§ Problem
Return the listing below exactly, with the pictures dropped.

§ Entries provided
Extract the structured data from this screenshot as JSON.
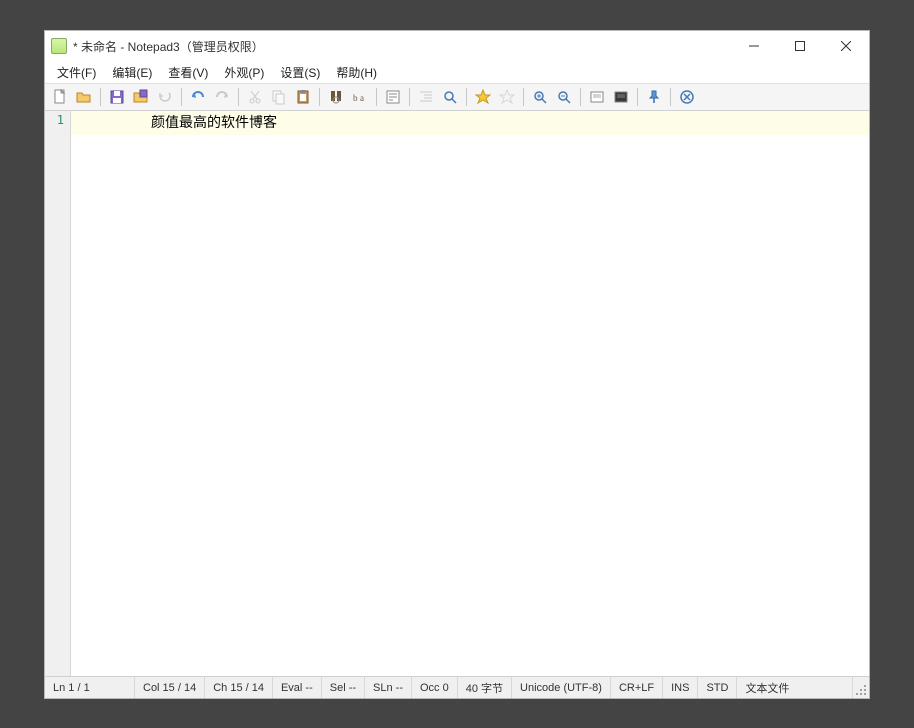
{
  "window": {
    "title": "* 未命名 - Notepad3（管理员权限）"
  },
  "menu": {
    "file": "文件(F)",
    "edit": "编辑(E)",
    "view": "查看(V)",
    "appearance": "外观(P)",
    "settings": "设置(S)",
    "help": "帮助(H)"
  },
  "editor": {
    "line_number": "1",
    "content": "颜值最高的软件博客"
  },
  "status": {
    "ln": "Ln  1 / 1",
    "col": "Col  15 / 14",
    "ch": "Ch  15 / 14",
    "eval": "Eval  --",
    "sel": "Sel  --",
    "sln": "SLn  --",
    "occ": "Occ  0",
    "bytes": "40 字节",
    "encoding": "Unicode (UTF-8)",
    "eol": "CR+LF",
    "ins": "INS",
    "std": "STD",
    "filetype": "文本文件"
  }
}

§ Completed exercise
Extract the structured data from this screenshot as JSON.
{
  "window": {
    "title": "* 未命名 - Notepad3（管理员权限）"
  },
  "menu": {
    "file": "文件(F)",
    "edit": "编辑(E)",
    "view": "查看(V)",
    "appearance": "外观(P)",
    "settings": "设置(S)",
    "help": "帮助(H)"
  },
  "editor": {
    "line_number": "1",
    "content": "颜值最高的软件博客"
  },
  "status": {
    "ln": "Ln  1 / 1",
    "col": "Col  15 / 14",
    "ch": "Ch  15 / 14",
    "eval": "Eval  --",
    "sel": "Sel  --",
    "sln": "SLn  --",
    "occ": "Occ  0",
    "bytes": "40 字节",
    "encoding": "Unicode (UTF-8)",
    "eol": "CR+LF",
    "ins": "INS",
    "std": "STD",
    "filetype": "文本文件"
  }
}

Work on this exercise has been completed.